Reproduce the following material exactly, including every line.

Dataset items
-- begin --
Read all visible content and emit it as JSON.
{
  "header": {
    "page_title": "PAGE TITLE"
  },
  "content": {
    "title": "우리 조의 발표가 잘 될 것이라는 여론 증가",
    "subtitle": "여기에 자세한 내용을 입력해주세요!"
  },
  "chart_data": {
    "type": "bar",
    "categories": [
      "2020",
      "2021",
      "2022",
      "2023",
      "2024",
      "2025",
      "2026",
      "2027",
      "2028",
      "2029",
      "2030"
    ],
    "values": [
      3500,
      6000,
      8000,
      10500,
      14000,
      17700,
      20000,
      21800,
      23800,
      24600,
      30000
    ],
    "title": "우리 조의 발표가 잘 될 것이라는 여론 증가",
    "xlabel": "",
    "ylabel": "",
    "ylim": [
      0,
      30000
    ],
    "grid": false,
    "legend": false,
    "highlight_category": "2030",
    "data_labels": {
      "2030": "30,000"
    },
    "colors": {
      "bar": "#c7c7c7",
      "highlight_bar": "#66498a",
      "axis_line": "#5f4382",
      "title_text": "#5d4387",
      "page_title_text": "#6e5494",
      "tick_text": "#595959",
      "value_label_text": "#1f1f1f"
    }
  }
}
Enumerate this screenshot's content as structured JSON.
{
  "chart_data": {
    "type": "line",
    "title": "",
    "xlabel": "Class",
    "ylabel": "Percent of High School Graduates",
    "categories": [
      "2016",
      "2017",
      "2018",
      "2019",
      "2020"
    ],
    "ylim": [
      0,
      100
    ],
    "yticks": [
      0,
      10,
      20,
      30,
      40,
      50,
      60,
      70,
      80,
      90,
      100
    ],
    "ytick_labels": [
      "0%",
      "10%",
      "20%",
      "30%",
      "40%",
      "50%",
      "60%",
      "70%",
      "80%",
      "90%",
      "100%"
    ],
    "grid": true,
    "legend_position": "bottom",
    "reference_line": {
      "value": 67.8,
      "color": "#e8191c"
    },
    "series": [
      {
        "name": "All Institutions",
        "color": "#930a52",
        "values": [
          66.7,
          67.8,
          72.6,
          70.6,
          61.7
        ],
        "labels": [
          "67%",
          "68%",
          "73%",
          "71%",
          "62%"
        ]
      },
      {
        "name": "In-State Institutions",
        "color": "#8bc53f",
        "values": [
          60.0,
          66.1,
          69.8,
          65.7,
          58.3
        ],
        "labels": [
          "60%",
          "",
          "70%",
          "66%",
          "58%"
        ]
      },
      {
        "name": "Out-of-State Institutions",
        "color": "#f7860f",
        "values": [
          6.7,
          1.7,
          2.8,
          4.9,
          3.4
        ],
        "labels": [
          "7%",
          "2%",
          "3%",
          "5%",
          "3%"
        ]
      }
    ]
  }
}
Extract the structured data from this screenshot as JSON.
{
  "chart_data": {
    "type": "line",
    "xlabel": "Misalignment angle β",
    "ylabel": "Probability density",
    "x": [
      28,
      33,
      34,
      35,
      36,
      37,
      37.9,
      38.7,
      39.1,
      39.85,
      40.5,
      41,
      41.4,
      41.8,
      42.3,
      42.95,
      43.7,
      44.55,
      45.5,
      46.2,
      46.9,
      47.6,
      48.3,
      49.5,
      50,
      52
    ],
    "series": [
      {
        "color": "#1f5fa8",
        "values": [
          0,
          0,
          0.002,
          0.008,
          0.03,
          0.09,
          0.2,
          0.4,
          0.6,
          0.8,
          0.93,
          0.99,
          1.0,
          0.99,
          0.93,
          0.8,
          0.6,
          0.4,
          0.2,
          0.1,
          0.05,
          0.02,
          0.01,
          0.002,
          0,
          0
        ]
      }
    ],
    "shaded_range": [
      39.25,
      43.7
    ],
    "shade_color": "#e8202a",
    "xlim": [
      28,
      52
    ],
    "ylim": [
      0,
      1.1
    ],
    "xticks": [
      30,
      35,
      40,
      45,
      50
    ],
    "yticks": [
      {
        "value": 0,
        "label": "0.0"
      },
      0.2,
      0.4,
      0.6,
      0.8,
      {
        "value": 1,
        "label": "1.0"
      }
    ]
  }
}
-- end --
• [ANSWER FOR THE TASK]
Read all visible content and emit it as JSON.
{
  "header": {
    "page_title": "PAGE TITLE"
  },
  "content": {
    "title": "우리 조의 발표가 잘 될 것이라는 여론 증가",
    "subtitle": "여기에 자세한 내용을 입력해주세요!"
  },
  "chart_data": {
    "type": "bar",
    "categories": [
      "2020",
      "2021",
      "2022",
      "2023",
      "2024",
      "2025",
      "2026",
      "2027",
      "2028",
      "2029",
      "2030"
    ],
    "values": [
      3500,
      6000,
      8000,
      10500,
      14000,
      17700,
      20000,
      21800,
      23800,
      24600,
      30000
    ],
    "title": "우리 조의 발표가 잘 될 것이라는 여론 증가",
    "xlabel": "",
    "ylabel": "",
    "ylim": [
      0,
      30000
    ],
    "grid": false,
    "legend": false,
    "highlight_category": "2030",
    "data_labels": {
      "2030": "30,000"
    },
    "colors": {
      "bar": "#c7c7c7",
      "highlight_bar": "#66498a",
      "axis_line": "#5f4382",
      "title_text": "#5d4387",
      "page_title_text": "#6e5494",
      "tick_text": "#595959",
      "value_label_text": "#1f1f1f"
    }
  }
}
Enumerate this screenshot's content as structured JSON.
{
  "chart_data": {
    "type": "line",
    "title": "",
    "xlabel": "Class",
    "ylabel": "Percent of High School Graduates",
    "categories": [
      "2016",
      "2017",
      "2018",
      "2019",
      "2020"
    ],
    "ylim": [
      0,
      100
    ],
    "yticks": [
      0,
      10,
      20,
      30,
      40,
      50,
      60,
      70,
      80,
      90,
      100
    ],
    "ytick_labels": [
      "0%",
      "10%",
      "20%",
      "30%",
      "40%",
      "50%",
      "60%",
      "70%",
      "80%",
      "90%",
      "100%"
    ],
    "grid": true,
    "legend_position": "bottom",
    "reference_line": {
      "value": 67.8,
      "color": "#e8191c"
    },
    "series": [
      {
        "name": "All Institutions",
        "color": "#930a52",
        "values": [
          66.7,
          67.8,
          72.6,
          70.6,
          61.7
        ],
        "labels": [
          "67%",
          "68%",
          "73%",
          "71%",
          "62%"
        ]
      },
      {
        "name": "In-State Institutions",
        "color": "#8bc53f",
        "values": [
          60.0,
          66.1,
          69.8,
          65.7,
          58.3
        ],
        "labels": [
          "60%",
          "",
          "70%",
          "66%",
          "58%"
        ]
      },
      {
        "name": "Out-of-State Institutions",
        "color": "#f7860f",
        "values": [
          6.7,
          1.7,
          2.8,
          4.9,
          3.4
        ],
        "labels": [
          "7%",
          "2%",
          "3%",
          "5%",
          "3%"
        ]
      }
    ]
  }
}
Extract the structured data from this screenshot as JSON.
{
  "chart_data": {
    "type": "line",
    "xlabel": "Misalignment angle β",
    "ylabel": "Probability density",
    "x": [
      28,
      33,
      34,
      35,
      36,
      37,
      37.9,
      38.7,
      39.1,
      39.85,
      40.5,
      41,
      41.4,
      41.8,
      42.3,
      42.95,
      43.7,
      44.55,
      45.5,
      46.2,
      46.9,
      47.6,
      48.3,
      49.5,
      50,
      52
    ],
    "series": [
      {
        "color": "#1f5fa8",
        "values": [
          0,
          0,
          0.002,
          0.008,
          0.03,
          0.09,
          0.2,
          0.4,
          0.6,
          0.8,
          0.93,
          0.99,
          1.0,
          0.99,
          0.93,
          0.8,
          0.6,
          0.4,
          0.2,
          0.1,
          0.05,
          0.02,
          0.01,
          0.002,
          0,
          0
        ]
      }
    ],
    "shaded_range": [
      39.25,
      43.7
    ],
    "shade_color": "#e8202a",
    "xlim": [
      28,
      52
    ],
    "ylim": [
      0,
      1.1
    ],
    "xticks": [
      30,
      35,
      40,
      45,
      50
    ],
    "yticks": [
      {
        "value": 0,
        "label": "0.0"
      },
      0.2,
      0.4,
      0.6,
      0.8,
      {
        "value": 1,
        "label": "1.0"
      }
    ]
  }
}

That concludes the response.